◆ Collected data
■ ■ ■ ■ ■

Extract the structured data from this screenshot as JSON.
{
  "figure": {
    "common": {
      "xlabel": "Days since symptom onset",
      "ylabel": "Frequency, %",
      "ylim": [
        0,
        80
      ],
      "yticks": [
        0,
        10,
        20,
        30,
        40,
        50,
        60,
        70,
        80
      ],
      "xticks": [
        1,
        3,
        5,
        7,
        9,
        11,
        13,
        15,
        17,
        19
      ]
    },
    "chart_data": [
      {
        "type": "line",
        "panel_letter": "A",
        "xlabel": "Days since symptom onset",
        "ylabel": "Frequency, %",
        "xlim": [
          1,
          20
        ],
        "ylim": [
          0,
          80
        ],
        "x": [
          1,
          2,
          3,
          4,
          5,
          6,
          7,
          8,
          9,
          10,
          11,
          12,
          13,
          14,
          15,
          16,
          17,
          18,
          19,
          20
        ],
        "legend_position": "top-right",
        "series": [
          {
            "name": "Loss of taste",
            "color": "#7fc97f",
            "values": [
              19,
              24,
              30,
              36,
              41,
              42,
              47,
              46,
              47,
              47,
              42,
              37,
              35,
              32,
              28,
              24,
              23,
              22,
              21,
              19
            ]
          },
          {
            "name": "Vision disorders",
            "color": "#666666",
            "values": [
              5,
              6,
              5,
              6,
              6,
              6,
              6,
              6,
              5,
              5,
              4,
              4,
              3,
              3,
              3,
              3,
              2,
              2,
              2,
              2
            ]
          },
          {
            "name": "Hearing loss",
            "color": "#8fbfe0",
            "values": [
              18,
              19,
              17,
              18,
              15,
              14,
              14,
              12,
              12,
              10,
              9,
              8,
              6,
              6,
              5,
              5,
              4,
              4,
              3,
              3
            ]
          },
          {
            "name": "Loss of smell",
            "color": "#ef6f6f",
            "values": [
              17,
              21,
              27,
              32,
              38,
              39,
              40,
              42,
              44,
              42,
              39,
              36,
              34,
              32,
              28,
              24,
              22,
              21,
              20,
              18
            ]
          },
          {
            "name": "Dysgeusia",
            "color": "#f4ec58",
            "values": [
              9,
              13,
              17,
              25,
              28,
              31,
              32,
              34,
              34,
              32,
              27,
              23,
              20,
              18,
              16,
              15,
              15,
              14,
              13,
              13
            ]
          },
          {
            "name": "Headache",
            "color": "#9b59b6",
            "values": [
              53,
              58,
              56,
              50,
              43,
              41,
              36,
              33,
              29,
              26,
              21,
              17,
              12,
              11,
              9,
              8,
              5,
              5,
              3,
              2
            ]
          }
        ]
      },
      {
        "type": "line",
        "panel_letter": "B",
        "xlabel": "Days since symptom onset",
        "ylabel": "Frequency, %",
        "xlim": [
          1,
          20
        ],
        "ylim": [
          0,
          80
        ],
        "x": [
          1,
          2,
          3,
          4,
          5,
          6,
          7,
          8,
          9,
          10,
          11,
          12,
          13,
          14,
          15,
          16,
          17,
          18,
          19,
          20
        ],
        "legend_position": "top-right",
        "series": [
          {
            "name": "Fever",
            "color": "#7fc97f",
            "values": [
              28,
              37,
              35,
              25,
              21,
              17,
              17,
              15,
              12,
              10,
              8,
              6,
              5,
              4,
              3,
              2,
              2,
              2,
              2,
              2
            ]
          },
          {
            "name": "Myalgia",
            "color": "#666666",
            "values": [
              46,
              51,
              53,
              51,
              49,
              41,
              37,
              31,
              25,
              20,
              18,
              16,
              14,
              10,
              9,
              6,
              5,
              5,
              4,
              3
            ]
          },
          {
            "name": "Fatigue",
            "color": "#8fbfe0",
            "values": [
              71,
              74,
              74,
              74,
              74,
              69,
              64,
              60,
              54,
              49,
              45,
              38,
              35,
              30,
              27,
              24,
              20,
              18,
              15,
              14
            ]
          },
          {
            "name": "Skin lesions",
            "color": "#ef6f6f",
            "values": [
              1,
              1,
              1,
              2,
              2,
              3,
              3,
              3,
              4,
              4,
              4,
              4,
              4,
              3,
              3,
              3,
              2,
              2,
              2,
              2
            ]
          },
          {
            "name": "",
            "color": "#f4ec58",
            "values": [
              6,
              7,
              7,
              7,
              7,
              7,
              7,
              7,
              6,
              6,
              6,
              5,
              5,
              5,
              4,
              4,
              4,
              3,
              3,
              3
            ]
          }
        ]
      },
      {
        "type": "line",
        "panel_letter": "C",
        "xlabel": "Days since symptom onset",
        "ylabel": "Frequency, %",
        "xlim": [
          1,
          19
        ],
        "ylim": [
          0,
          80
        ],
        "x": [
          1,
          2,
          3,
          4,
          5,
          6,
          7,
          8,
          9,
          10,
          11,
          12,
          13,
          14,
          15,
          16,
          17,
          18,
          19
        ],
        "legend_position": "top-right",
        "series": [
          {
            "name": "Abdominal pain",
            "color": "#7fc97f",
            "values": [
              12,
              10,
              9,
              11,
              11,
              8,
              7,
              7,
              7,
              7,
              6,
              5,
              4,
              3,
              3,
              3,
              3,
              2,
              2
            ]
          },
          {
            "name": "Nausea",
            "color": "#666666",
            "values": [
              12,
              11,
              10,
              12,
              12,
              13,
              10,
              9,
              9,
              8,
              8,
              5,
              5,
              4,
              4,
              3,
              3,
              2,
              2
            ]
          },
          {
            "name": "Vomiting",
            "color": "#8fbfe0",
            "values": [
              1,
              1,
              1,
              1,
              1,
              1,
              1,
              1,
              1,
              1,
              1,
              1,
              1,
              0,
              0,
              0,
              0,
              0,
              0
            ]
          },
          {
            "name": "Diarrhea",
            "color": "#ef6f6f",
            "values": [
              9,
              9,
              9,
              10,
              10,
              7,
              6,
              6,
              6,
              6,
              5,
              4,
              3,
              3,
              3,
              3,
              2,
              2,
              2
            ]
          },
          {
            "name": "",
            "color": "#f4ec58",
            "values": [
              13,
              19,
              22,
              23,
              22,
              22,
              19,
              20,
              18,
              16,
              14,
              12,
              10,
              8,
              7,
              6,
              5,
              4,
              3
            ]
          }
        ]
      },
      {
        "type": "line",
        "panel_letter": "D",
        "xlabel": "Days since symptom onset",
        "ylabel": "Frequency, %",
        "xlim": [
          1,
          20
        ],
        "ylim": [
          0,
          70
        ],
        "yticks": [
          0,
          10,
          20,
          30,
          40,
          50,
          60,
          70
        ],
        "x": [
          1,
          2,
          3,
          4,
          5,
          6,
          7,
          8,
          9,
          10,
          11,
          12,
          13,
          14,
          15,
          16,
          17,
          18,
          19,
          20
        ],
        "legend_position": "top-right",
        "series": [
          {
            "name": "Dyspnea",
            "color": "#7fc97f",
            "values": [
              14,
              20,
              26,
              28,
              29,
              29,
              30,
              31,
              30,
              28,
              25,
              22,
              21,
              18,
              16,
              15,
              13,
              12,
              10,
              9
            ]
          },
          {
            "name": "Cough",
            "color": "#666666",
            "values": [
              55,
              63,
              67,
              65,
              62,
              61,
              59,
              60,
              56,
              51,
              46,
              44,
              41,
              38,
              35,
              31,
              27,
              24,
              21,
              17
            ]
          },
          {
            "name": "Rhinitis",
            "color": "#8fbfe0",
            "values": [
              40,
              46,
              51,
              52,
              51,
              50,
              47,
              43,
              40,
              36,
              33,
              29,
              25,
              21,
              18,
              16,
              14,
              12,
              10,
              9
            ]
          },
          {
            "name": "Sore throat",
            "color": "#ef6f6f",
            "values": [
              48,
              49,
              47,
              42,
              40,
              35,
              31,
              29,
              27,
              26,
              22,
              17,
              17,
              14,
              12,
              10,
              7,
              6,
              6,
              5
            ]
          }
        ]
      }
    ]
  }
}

■ ■ ■ ■ ■

◆ Exercise prompt
Return all of the data precisely as it appears.

◆ Solution to this exercise
Extract the structured data from this screenshot as JSON.
{
  "figure": {
    "common": {
      "xlabel": "Days since symptom onset",
      "ylabel": "Frequency, %",
      "ylim": [
        0,
        80
      ],
      "yticks": [
        0,
        10,
        20,
        30,
        40,
        50,
        60,
        70,
        80
      ],
      "xticks": [
        1,
        3,
        5,
        7,
        9,
        11,
        13,
        15,
        17,
        19
      ]
    },
    "chart_data": [
      {
        "type": "line",
        "panel_letter": "A",
        "xlabel": "Days since symptom onset",
        "ylabel": "Frequency, %",
        "xlim": [
          1,
          20
        ],
        "ylim": [
          0,
          80
        ],
        "x": [
          1,
          2,
          3,
          4,
          5,
          6,
          7,
          8,
          9,
          10,
          11,
          12,
          13,
          14,
          15,
          16,
          17,
          18,
          19,
          20
        ],
        "legend_position": "top-right",
        "series": [
          {
            "name": "Loss of taste",
            "color": "#7fc97f",
            "values": [
              19,
              24,
              30,
              36,
              41,
              42,
              47,
              46,
              47,
              47,
              42,
              37,
              35,
              32,
              28,
              24,
              23,
              22,
              21,
              19
            ]
          },
          {
            "name": "Vision disorders",
            "color": "#666666",
            "values": [
              5,
              6,
              5,
              6,
              6,
              6,
              6,
              6,
              5,
              5,
              4,
              4,
              3,
              3,
              3,
              3,
              2,
              2,
              2,
              2
            ]
          },
          {
            "name": "Hearing loss",
            "color": "#8fbfe0",
            "values": [
              18,
              19,
              17,
              18,
              15,
              14,
              14,
              12,
              12,
              10,
              9,
              8,
              6,
              6,
              5,
              5,
              4,
              4,
              3,
              3
            ]
          },
          {
            "name": "Loss of smell",
            "color": "#ef6f6f",
            "values": [
              17,
              21,
              27,
              32,
              38,
              39,
              40,
              42,
              44,
              42,
              39,
              36,
              34,
              32,
              28,
              24,
              22,
              21,
              20,
              18
            ]
          },
          {
            "name": "Dysgeusia",
            "color": "#f4ec58",
            "values": [
              9,
              13,
              17,
              25,
              28,
              31,
              32,
              34,
              34,
              32,
              27,
              23,
              20,
              18,
              16,
              15,
              15,
              14,
              13,
              13
            ]
          },
          {
            "name": "Headache",
            "color": "#9b59b6",
            "values": [
              53,
              58,
              56,
              50,
              43,
              41,
              36,
              33,
              29,
              26,
              21,
              17,
              12,
              11,
              9,
              8,
              5,
              5,
              3,
              2
            ]
          }
        ]
      },
      {
        "type": "line",
        "panel_letter": "B",
        "xlabel": "Days since symptom onset",
        "ylabel": "Frequency, %",
        "xlim": [
          1,
          20
        ],
        "ylim": [
          0,
          80
        ],
        "x": [
          1,
          2,
          3,
          4,
          5,
          6,
          7,
          8,
          9,
          10,
          11,
          12,
          13,
          14,
          15,
          16,
          17,
          18,
          19,
          20
        ],
        "legend_position": "top-right",
        "series": [
          {
            "name": "Fever",
            "color": "#7fc97f",
            "values": [
              28,
              37,
              35,
              25,
              21,
              17,
              17,
              15,
              12,
              10,
              8,
              6,
              5,
              4,
              3,
              2,
              2,
              2,
              2,
              2
            ]
          },
          {
            "name": "Myalgia",
            "color": "#666666",
            "values": [
              46,
              51,
              53,
              51,
              49,
              41,
              37,
              31,
              25,
              20,
              18,
              16,
              14,
              10,
              9,
              6,
              5,
              5,
              4,
              3
            ]
          },
          {
            "name": "Fatigue",
            "color": "#8fbfe0",
            "values": [
              71,
              74,
              74,
              74,
              74,
              69,
              64,
              60,
              54,
              49,
              45,
              38,
              35,
              30,
              27,
              24,
              20,
              18,
              15,
              14
            ]
          },
          {
            "name": "Skin lesions",
            "color": "#ef6f6f",
            "values": [
              1,
              1,
              1,
              2,
              2,
              3,
              3,
              3,
              4,
              4,
              4,
              4,
              4,
              3,
              3,
              3,
              2,
              2,
              2,
              2
            ]
          },
          {
            "name": "",
            "color": "#f4ec58",
            "values": [
              6,
              7,
              7,
              7,
              7,
              7,
              7,
              7,
              6,
              6,
              6,
              5,
              5,
              5,
              4,
              4,
              4,
              3,
              3,
              3
            ]
          }
        ]
      },
      {
        "type": "line",
        "panel_letter": "C",
        "xlabel": "Days since symptom onset",
        "ylabel": "Frequency, %",
        "xlim": [
          1,
          19
        ],
        "ylim": [
          0,
          80
        ],
        "x": [
          1,
          2,
          3,
          4,
          5,
          6,
          7,
          8,
          9,
          10,
          11,
          12,
          13,
          14,
          15,
          16,
          17,
          18,
          19
        ],
        "legend_position": "top-right",
        "series": [
          {
            "name": "Abdominal pain",
            "color": "#7fc97f",
            "values": [
              12,
              10,
              9,
              11,
              11,
              8,
              7,
              7,
              7,
              7,
              6,
              5,
              4,
              3,
              3,
              3,
              3,
              2,
              2
            ]
          },
          {
            "name": "Nausea",
            "color": "#666666",
            "values": [
              12,
              11,
              10,
              12,
              12,
              13,
              10,
              9,
              9,
              8,
              8,
              5,
              5,
              4,
              4,
              3,
              3,
              2,
              2
            ]
          },
          {
            "name": "Vomiting",
            "color": "#8fbfe0",
            "values": [
              1,
              1,
              1,
              1,
              1,
              1,
              1,
              1,
              1,
              1,
              1,
              1,
              1,
              0,
              0,
              0,
              0,
              0,
              0
            ]
          },
          {
            "name": "Diarrhea",
            "color": "#ef6f6f",
            "values": [
              9,
              9,
              9,
              10,
              10,
              7,
              6,
              6,
              6,
              6,
              5,
              4,
              3,
              3,
              3,
              3,
              2,
              2,
              2
            ]
          },
          {
            "name": "",
            "color": "#f4ec58",
            "values": [
              13,
              19,
              22,
              23,
              22,
              22,
              19,
              20,
              18,
              16,
              14,
              12,
              10,
              8,
              7,
              6,
              5,
              4,
              3
            ]
          }
        ]
      },
      {
        "type": "line",
        "panel_letter": "D",
        "xlabel": "Days since symptom onset",
        "ylabel": "Frequency, %",
        "xlim": [
          1,
          20
        ],
        "ylim": [
          0,
          70
        ],
        "yticks": [
          0,
          10,
          20,
          30,
          40,
          50,
          60,
          70
        ],
        "x": [
          1,
          2,
          3,
          4,
          5,
          6,
          7,
          8,
          9,
          10,
          11,
          12,
          13,
          14,
          15,
          16,
          17,
          18,
          19,
          20
        ],
        "legend_position": "top-right",
        "series": [
          {
            "name": "Dyspnea",
            "color": "#7fc97f",
            "values": [
              14,
              20,
              26,
              28,
              29,
              29,
              30,
              31,
              30,
              28,
              25,
              22,
              21,
              18,
              16,
              15,
              13,
              12,
              10,
              9
            ]
          },
          {
            "name": "Cough",
            "color": "#666666",
            "values": [
              55,
              63,
              67,
              65,
              62,
              61,
              59,
              60,
              56,
              51,
              46,
              44,
              41,
              38,
              35,
              31,
              27,
              24,
              21,
              17
            ]
          },
          {
            "name": "Rhinitis",
            "color": "#8fbfe0",
            "values": [
              40,
              46,
              51,
              52,
              51,
              50,
              47,
              43,
              40,
              36,
              33,
              29,
              25,
              21,
              18,
              16,
              14,
              12,
              10,
              9
            ]
          },
          {
            "name": "Sore throat",
            "color": "#ef6f6f",
            "values": [
              48,
              49,
              47,
              42,
              40,
              35,
              31,
              29,
              27,
              26,
              22,
              17,
              17,
              14,
              12,
              10,
              7,
              6,
              6,
              5
            ]
          }
        ]
      }
    ]
  }
}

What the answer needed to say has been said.